■ **EXERCISE DETAILS**
Turn every line of the material below into a Markdown table with two columns, Row and Line. Number the rows and leave out any blank lines.

((

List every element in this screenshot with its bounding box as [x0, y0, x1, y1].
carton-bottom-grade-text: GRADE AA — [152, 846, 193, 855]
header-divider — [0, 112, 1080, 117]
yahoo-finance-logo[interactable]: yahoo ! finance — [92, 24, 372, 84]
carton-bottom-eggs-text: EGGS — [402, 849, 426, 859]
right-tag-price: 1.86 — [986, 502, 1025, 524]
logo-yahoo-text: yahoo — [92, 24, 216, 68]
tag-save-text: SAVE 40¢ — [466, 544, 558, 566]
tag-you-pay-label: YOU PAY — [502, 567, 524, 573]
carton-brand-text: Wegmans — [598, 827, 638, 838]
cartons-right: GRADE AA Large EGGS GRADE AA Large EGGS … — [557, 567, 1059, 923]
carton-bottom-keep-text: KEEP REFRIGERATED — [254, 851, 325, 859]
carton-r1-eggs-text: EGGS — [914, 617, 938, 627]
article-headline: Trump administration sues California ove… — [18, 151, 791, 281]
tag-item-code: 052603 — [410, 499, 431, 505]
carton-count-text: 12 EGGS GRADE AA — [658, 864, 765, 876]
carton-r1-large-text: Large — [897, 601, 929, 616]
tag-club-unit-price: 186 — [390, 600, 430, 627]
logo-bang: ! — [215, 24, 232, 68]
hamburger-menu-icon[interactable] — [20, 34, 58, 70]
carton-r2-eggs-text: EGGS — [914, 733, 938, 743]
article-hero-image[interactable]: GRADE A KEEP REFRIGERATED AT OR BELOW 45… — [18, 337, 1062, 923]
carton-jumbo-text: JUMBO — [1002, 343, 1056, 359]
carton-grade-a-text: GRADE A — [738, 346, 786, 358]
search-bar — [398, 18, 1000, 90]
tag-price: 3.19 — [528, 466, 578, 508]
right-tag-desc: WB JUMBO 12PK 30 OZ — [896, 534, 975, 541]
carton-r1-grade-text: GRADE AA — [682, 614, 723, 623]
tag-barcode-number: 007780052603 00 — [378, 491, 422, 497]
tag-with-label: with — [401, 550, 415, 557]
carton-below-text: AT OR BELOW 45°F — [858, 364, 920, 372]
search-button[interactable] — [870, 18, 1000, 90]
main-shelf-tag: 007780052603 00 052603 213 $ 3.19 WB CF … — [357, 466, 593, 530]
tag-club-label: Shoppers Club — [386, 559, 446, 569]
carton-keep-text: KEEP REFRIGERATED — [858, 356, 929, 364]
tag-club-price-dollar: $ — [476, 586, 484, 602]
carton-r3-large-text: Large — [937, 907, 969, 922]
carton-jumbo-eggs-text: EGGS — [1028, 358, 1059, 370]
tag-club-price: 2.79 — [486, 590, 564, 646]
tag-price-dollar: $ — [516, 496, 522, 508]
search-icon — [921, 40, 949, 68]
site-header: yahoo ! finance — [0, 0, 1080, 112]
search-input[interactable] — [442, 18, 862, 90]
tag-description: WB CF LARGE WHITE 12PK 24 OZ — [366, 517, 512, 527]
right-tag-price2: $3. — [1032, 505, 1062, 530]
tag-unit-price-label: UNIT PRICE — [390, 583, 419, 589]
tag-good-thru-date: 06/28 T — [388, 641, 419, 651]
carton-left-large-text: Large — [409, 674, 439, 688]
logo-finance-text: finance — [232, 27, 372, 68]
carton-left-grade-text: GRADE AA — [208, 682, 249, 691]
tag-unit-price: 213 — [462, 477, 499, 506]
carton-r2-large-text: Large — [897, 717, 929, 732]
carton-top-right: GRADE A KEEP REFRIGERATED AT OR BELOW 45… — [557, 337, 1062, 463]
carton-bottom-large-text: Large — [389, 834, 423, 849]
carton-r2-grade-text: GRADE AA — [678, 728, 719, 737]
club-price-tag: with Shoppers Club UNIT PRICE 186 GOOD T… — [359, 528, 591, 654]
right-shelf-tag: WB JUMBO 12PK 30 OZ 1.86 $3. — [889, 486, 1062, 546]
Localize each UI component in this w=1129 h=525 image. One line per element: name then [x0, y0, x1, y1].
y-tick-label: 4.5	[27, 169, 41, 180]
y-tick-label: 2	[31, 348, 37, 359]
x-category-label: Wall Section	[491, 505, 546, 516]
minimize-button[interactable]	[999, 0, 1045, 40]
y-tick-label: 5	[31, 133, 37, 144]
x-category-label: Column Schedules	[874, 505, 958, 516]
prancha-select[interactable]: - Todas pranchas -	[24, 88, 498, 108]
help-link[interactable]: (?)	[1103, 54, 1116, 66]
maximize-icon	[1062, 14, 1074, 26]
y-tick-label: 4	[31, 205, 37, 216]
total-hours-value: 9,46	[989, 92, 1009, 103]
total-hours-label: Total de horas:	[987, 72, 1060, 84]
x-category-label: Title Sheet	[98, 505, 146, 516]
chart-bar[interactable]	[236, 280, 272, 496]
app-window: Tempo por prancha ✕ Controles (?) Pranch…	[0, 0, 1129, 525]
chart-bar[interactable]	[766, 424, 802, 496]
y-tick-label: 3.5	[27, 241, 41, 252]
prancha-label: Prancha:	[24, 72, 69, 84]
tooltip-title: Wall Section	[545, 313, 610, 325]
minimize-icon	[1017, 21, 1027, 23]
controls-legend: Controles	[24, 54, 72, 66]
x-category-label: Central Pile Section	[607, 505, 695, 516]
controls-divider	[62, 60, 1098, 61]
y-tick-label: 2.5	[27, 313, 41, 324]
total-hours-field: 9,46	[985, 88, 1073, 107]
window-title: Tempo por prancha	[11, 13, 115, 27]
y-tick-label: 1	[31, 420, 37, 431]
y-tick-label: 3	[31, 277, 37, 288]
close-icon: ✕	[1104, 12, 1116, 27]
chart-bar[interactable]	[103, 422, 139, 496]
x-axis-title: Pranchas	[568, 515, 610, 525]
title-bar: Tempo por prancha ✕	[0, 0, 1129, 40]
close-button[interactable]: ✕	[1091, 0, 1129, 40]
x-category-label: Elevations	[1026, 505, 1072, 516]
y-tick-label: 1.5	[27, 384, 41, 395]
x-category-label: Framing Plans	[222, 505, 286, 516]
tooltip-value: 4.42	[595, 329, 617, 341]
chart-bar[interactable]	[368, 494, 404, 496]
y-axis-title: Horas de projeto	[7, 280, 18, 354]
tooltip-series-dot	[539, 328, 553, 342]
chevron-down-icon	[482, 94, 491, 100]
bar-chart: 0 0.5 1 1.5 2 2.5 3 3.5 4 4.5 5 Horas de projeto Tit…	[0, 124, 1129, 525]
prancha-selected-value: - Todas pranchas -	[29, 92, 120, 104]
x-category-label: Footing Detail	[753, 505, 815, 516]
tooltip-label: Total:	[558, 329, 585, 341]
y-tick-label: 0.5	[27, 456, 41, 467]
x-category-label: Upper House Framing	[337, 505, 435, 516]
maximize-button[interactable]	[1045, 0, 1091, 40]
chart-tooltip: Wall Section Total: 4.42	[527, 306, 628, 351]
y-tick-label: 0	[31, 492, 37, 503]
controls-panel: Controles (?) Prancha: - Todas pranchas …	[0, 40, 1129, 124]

))

■ **ANSWER FOR THIS EXERCISE**
| Row | Line |
|---|---|
| 1 | List every element in this screenshot with its bounding box as [x0, y0, x1, y1]. |
| 2 | carton-bottom-grade-text: GRADE AA — [152, 846, 193, 855] |
| 3 | header-divider — [0, 112, 1080, 117] |
| 4 | yahoo-finance-logo[interactable]: yahoo ! finance — [92, 24, 372, 84] |
| 5 | carton-bottom-eggs-text: EGGS — [402, 849, 426, 859] |
| 6 | right-tag-price: 1.86 — [986, 502, 1025, 524] |
| 7 | logo-yahoo-text: yahoo — [92, 24, 216, 68] |
| 8 | tag-save-text: SAVE 40¢ — [466, 544, 558, 566] |
| 9 | tag-you-pay-label: YOU PAY — [502, 567, 524, 573] |
| 10 | carton-brand-text: Wegmans — [598, 827, 638, 838] |
| 11 | cartons-right: GRADE AA Large EGGS GRADE AA Large EGGS … — [557, 567, 1059, 923] |
| 12 | carton-bottom-keep-text: KEEP REFRIGERATED — [254, 851, 325, 859] |
| 13 | carton-r1-eggs-text: EGGS — [914, 617, 938, 627] |
| 14 | article-headline: Trump administration sues California ove… — [18, 151, 791, 281] |
| 15 | tag-item-code: 052603 — [410, 499, 431, 505] |
| 16 | carton-count-text: 12 EGGS GRADE AA — [658, 864, 765, 876] |
| 17 | carton-r1-large-text: Large — [897, 601, 929, 616] |
| 18 | tag-club-unit-price: 186 — [390, 600, 430, 627] |
| 19 | logo-bang: ! — [215, 24, 232, 68] |
| 20 | hamburger-menu-icon[interactable] — [20, 34, 58, 70] |
| 21 | carton-r2-eggs-text: EGGS — [914, 733, 938, 743] |
| 22 | article-hero-image[interactable]: GRADE A KEEP REFRIGERATED AT OR BELOW 45… — [18, 337, 1062, 923] |
| 23 | carton-jumbo-text: JUMBO — [1002, 343, 1056, 359] |
| 24 | carton-grade-a-text: GRADE A — [738, 346, 786, 358] |
| 25 | search-bar — [398, 18, 1000, 90] |
| 26 | tag-price: 3.19 — [528, 466, 578, 508] |
| 27 | right-tag-desc: WB JUMBO 12PK 30 OZ — [896, 534, 975, 541] |
| 28 | carton-r1-grade-text: GRADE AA — [682, 614, 723, 623] |
| 29 | tag-barcode-number: 007780052603 00 — [378, 491, 422, 497] |
| 30 | tag-with-label: with — [401, 550, 415, 557] |
| 31 | carton-below-text: AT OR BELOW 45°F — [858, 364, 920, 372] |
| 32 | search-button[interactable] — [870, 18, 1000, 90] |
| 33 | main-shelf-tag: 007780052603 00 052603 213 $ 3.19 WB CF … — [357, 466, 593, 530] |
| 34 | tag-club-label: Shoppers Club — [386, 559, 446, 569] |
| 35 | carton-keep-text: KEEP REFRIGERATED — [858, 356, 929, 364] |
| 36 | tag-club-price-dollar: $ — [476, 586, 484, 602] |
| 37 | carton-r3-large-text: Large — [937, 907, 969, 922] |
| 38 | carton-jumbo-eggs-text: EGGS — [1028, 358, 1059, 370] |
| 39 | tag-club-price: 2.79 — [486, 590, 564, 646] |
| 40 | tag-price-dollar: $ — [516, 496, 522, 508] |
| 41 | search-icon — [921, 40, 949, 68] |
| 42 | site-header: yahoo ! finance — [0, 0, 1080, 112] |
| 43 | search-input[interactable] — [442, 18, 862, 90] |
| 44 | tag-description: WB CF LARGE WHITE 12PK 24 OZ — [366, 517, 512, 527] |
| 45 | right-tag-price2: $3. — [1032, 505, 1062, 530] |
| 46 | tag-unit-price-label: UNIT PRICE — [390, 583, 419, 589] |
| 47 | tag-good-thru-date: 06/28 T — [388, 641, 419, 651] |
| 48 | carton-left-large-text: Large — [409, 674, 439, 688] |
| 49 | logo-finance-text: finance — [232, 27, 372, 68] |
| 50 | carton-left-grade-text: GRADE AA — [208, 682, 249, 691] |
| 51 | tag-unit-price: 213 — [462, 477, 499, 506] |
| 52 | carton-r2-large-text: Large — [897, 717, 929, 732] |
| 53 | carton-top-right: GRADE A KEEP REFRIGERATED AT OR BELOW 45… — [557, 337, 1062, 463] |
| 54 | carton-bottom-large-text: Large — [389, 834, 423, 849] |
| 55 | carton-r2-grade-text: GRADE AA — [678, 728, 719, 737] |
| 56 | club-price-tag: with Shoppers Club UNIT PRICE 186 GOOD T… — [359, 528, 591, 654] |
| 57 | right-shelf-tag: WB JUMBO 12PK 30 OZ 1.86 $3. — [889, 486, 1062, 546] |
| 58 | Localize each UI component in this w=1129 h=525 image. One line per element: name then [x0, y0, x1, y1]. |
| 59 | y-tick-label: 4.5	[27, 169, 41, 180] |
| 60 | y-tick-label: 2	[31, 348, 37, 359] |
| 61 | x-category-label: Wall Section	[491, 505, 546, 516] |
| 62 | minimize-button[interactable]	[999, 0, 1045, 40] |
| 63 | y-tick-label: 5	[31, 133, 37, 144] |
| 64 | x-category-label: Column Schedules	[874, 505, 958, 516] |
| 65 | prancha-select[interactable]: - Todas pranchas -	[24, 88, 498, 108] |
| 66 | help-link[interactable]: (?)	[1103, 54, 1116, 66] |
| 67 | maximize-icon	[1062, 14, 1074, 26] |
| 68 | y-tick-label: 4	[31, 205, 37, 216] |
| 69 | total-hours-value: 9,46	[989, 92, 1009, 103] |
| 70 | total-hours-label: Total de horas:	[987, 72, 1060, 84] |
| 71 | x-category-label: Title Sheet	[98, 505, 146, 516] |
| 72 | chart-bar[interactable]	[236, 280, 272, 496] |
| 73 | app-window: Tempo por prancha ✕ Controles (?) Pranch…	[0, 0, 1129, 525] |
| 74 | chart-bar[interactable]	[766, 424, 802, 496] |
| 75 | y-tick-label: 3.5	[27, 241, 41, 252] |
| 76 | prancha-label: Prancha:	[24, 72, 69, 84] |
| 77 | tooltip-title: Wall Section	[545, 313, 610, 325] |
| 78 | minimize-icon	[1017, 21, 1027, 23] |
| 79 | controls-legend: Controles	[24, 54, 72, 66] |
| 80 | x-category-label: Central Pile Section	[607, 505, 695, 516] |
| 81 | controls-divider	[62, 60, 1098, 61] |
| 82 | y-tick-label: 2.5	[27, 313, 41, 324] |
| 83 | total-hours-field: 9,46	[985, 88, 1073, 107] |
| 84 | window-title: Tempo por prancha	[11, 13, 115, 27] |
| 85 | y-tick-label: 1	[31, 420, 37, 431] |
| 86 | y-tick-label: 3	[31, 277, 37, 288] |
| 87 | close-icon: ✕	[1104, 12, 1116, 27] |
| 88 | chart-bar[interactable]	[103, 422, 139, 496] |
| 89 | x-axis-title: Pranchas	[568, 515, 610, 525] |
| 90 | title-bar: Tempo por prancha ✕	[0, 0, 1129, 40] |
| 91 | close-button[interactable]: ✕	[1091, 0, 1129, 40] |
| 92 | x-category-label: Elevations	[1026, 505, 1072, 516] |
| 93 | y-tick-label: 1.5	[27, 384, 41, 395] |
| 94 | x-category-label: Framing Plans	[222, 505, 286, 516] |
| 95 | tooltip-value: 4.42	[595, 329, 617, 341] |
| 96 | chart-bar[interactable]	[368, 494, 404, 496] |
| 97 | y-axis-title: Horas de projeto	[7, 280, 18, 354] |
| 98 | tooltip-series-dot	[539, 328, 553, 342] |
| 99 | chevron-down-icon	[482, 94, 491, 100] |
| 100 | bar-chart: 0 0.5 1 1.5 2 2.5 3 3.5 4 4.5 5 Horas de projeto Tit…	[0, 124, 1129, 525] |
| 101 | prancha-selected-value: - Todas pranchas -	[29, 92, 120, 104] |
| 102 | x-category-label: Footing Detail	[753, 505, 815, 516] |
| 103 | tooltip-label: Total:	[558, 329, 585, 341] |
| 104 | y-tick-label: 0.5	[27, 456, 41, 467] |
| 105 | x-category-label: Upper House Framing	[337, 505, 435, 516] |
| 106 | maximize-button[interactable]	[1045, 0, 1091, 40] |
| 107 | chart-tooltip: Wall Section Total: 4.42	[527, 306, 628, 351] |
| 108 | y-tick-label: 0	[31, 492, 37, 503] |
| 109 | controls-panel: Controles (?) Prancha: - Todas pranchas …	[0, 40, 1129, 124] |